Data records
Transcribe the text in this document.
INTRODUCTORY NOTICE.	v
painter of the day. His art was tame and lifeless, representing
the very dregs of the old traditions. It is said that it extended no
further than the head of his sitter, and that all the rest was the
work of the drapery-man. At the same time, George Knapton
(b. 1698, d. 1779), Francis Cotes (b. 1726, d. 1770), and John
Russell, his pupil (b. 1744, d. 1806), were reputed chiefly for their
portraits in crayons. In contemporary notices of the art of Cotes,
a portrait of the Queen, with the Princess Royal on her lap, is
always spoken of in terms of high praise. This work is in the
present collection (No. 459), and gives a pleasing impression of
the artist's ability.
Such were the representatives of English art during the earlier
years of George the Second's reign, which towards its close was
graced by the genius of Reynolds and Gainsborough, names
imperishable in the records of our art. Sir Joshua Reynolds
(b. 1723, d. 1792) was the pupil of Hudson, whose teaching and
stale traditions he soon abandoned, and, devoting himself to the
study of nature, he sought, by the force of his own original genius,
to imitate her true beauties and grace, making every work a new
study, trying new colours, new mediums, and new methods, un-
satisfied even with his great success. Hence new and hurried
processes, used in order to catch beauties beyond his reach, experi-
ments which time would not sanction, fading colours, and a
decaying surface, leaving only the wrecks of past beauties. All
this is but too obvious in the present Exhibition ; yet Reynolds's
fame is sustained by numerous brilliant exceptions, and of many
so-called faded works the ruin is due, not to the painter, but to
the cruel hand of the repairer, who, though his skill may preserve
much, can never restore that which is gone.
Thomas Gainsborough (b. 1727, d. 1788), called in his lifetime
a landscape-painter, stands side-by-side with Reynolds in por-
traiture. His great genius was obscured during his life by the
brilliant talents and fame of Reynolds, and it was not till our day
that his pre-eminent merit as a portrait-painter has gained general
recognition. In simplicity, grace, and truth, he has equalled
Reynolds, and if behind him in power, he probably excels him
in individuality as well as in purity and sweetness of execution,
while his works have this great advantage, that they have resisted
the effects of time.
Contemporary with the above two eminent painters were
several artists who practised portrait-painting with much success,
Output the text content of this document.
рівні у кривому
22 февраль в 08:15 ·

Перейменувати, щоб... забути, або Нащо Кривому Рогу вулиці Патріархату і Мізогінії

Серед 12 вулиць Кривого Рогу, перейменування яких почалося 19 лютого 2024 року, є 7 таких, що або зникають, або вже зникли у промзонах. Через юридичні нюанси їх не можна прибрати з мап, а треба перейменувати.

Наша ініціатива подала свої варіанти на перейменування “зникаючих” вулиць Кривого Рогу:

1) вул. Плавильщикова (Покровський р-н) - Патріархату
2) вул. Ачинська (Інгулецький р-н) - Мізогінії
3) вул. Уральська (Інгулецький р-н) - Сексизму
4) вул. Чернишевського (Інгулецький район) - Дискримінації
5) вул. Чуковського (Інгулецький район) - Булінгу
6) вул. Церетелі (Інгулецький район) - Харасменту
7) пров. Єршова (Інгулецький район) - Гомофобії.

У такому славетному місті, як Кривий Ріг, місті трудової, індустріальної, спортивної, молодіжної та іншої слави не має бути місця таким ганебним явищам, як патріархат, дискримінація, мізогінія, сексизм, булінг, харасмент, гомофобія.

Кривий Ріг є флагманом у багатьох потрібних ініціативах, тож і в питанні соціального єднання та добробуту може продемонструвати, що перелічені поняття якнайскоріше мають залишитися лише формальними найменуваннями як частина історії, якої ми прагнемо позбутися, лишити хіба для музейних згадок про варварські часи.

:: DIRECTIONS FOR THIS TASK ::
Write out the entries in full, exactly as given.

:: RESPONSE BELOW ::
Transcribe the text in this document.
INTRODUCTORY NOTICE.	v
painter of the day. His art was tame and lifeless, representing
the very dregs of the old traditions. It is said that it extended no
further than the head of his sitter, and that all the rest was the
work of the drapery-man. At the same time, George Knapton
(b. 1698, d. 1779), Francis Cotes (b. 1726, d. 1770), and John
Russell, his pupil (b. 1744, d. 1806), were reputed chiefly for their
portraits in crayons. In contemporary notices of the art of Cotes,
a portrait of the Queen, with the Princess Royal on her lap, is
always spoken of in terms of high praise. This work is in the
present collection (No. 459), and gives a pleasing impression of
the artist's ability.
Such were the representatives of English art during the earlier
years of George the Second's reign, which towards its close was
graced by the genius of Reynolds and Gainsborough, names
imperishable in the records of our art. Sir Joshua Reynolds
(b. 1723, d. 1792) was the pupil of Hudson, whose teaching and
stale traditions he soon abandoned, and, devoting himself to the
study of nature, he sought, by the force of his own original genius,
to imitate her true beauties and grace, making every work a new
study, trying new colours, new mediums, and new methods, un-
satisfied even with his great success. Hence new and hurried
processes, used in order to catch beauties beyond his reach, experi-
ments which time would not sanction, fading colours, and a
decaying surface, leaving only the wrecks of past beauties. All
this is but too obvious in the present Exhibition ; yet Reynolds's
fame is sustained by numerous brilliant exceptions, and of many
so-called faded works the ruin is due, not to the painter, but to
the cruel hand of the repairer, who, though his skill may preserve
much, can never restore that which is gone.
Thomas Gainsborough (b. 1727, d. 1788), called in his lifetime
a landscape-painter, stands side-by-side with Reynolds in por-
traiture. His great genius was obscured during his life by the
brilliant talents and fame of Reynolds, and it was not till our day
that his pre-eminent merit as a portrait-painter has gained general
recognition. In simplicity, grace, and truth, he has equalled
Reynolds, and if behind him in power, he probably excels him
in individuality as well as in purity and sweetness of execution,
while his works have this great advantage, that they have resisted
the effects of time.
Contemporary with the above two eminent painters were
several artists who practised portrait-painting with much success,
Output the text content of this document.
рівні у кривому
22 февраль в 08:15 ·

Перейменувати, щоб... забути, або Нащо Кривому Рогу вулиці Патріархату і Мізогінії

Серед 12 вулиць Кривого Рогу, перейменування яких почалося 19 лютого 2024 року, є 7 таких, що або зникають, або вже зникли у промзонах. Через юридичні нюанси їх не можна прибрати з мап, а треба перейменувати.

Наша ініціатива подала свої варіанти на перейменування “зникаючих” вулиць Кривого Рогу:

1) вул. Плавильщикова (Покровський р-н) - Патріархату
2) вул. Ачинська (Інгулецький р-н) - Мізогінії
3) вул. Уральська (Інгулецький р-н) - Сексизму
4) вул. Чернишевського (Інгулецький район) - Дискримінації
5) вул. Чуковського (Інгулецький район) - Булінгу
6) вул. Церетелі (Інгулецький район) - Харасменту
7) пров. Єршова (Інгулецький район) - Гомофобії.

У такому славетному місті, як Кривий Ріг, місті трудової, індустріальної, спортивної, молодіжної та іншої слави не має бути місця таким ганебним явищам, як патріархат, дискримінація, мізогінія, сексизм, булінг, харасмент, гомофобія.

Кривий Ріг є флагманом у багатьох потрібних ініціативах, тож і в питанні соціального єднання та добробуту може продемонструвати, що перелічені поняття якнайскоріше мають залишитися лише формальними найменуваннями як частина історії, якої ми прагнемо позбутися, лишити хіба для музейних згадок про варварські часи.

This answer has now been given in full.